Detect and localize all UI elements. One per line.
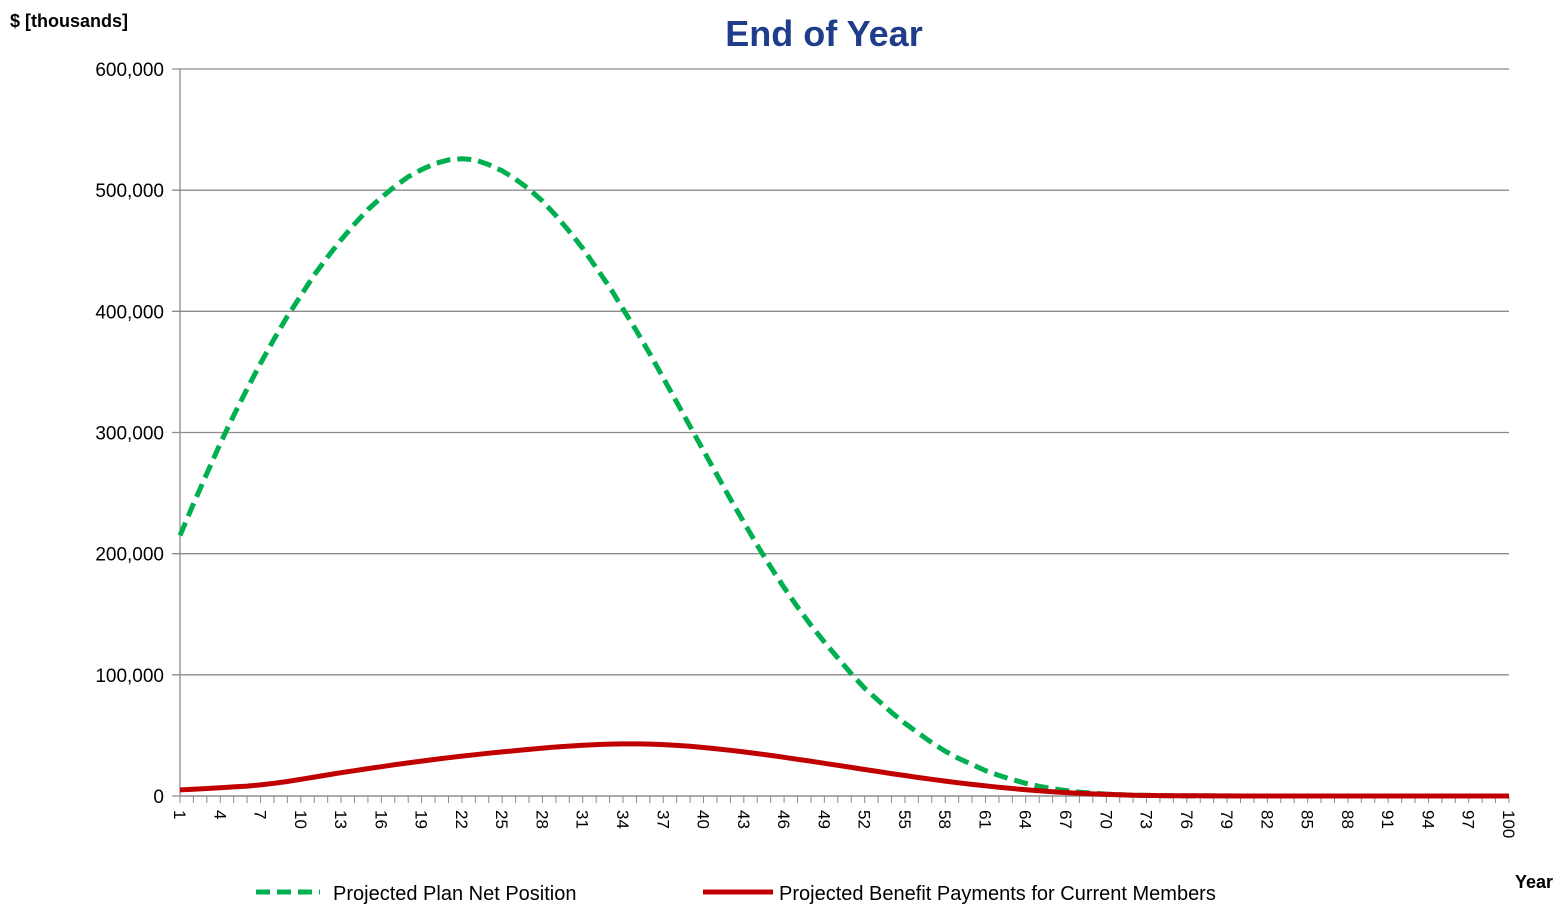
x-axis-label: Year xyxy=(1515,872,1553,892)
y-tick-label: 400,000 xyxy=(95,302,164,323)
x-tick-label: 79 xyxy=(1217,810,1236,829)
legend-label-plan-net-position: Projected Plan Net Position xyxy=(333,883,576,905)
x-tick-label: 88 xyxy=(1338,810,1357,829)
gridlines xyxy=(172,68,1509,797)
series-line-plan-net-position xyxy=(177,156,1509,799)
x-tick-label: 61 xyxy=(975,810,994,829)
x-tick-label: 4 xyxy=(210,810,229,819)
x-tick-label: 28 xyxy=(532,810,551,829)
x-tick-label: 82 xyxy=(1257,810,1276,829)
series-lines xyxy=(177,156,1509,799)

-.-.-

» CHALLENGE: Reproduce every line of the records above verbatim, omitting the picture.

» COMPLETED TASK:
Detect and localize all UI elements. One per line.
x-axis-label: Year xyxy=(1515,872,1553,892)
y-tick-label: 400,000 xyxy=(95,302,164,323)
x-tick-label: 79 xyxy=(1217,810,1236,829)
legend-label-plan-net-position: Projected Plan Net Position xyxy=(333,883,576,905)
x-tick-label: 88 xyxy=(1338,810,1357,829)
gridlines xyxy=(172,68,1509,797)
series-line-plan-net-position xyxy=(177,156,1509,799)
x-tick-label: 61 xyxy=(975,810,994,829)
x-tick-label: 4 xyxy=(210,810,229,819)
x-tick-label: 28 xyxy=(532,810,551,829)
x-tick-label: 82 xyxy=(1257,810,1276,829)
series-lines xyxy=(177,156,1509,799)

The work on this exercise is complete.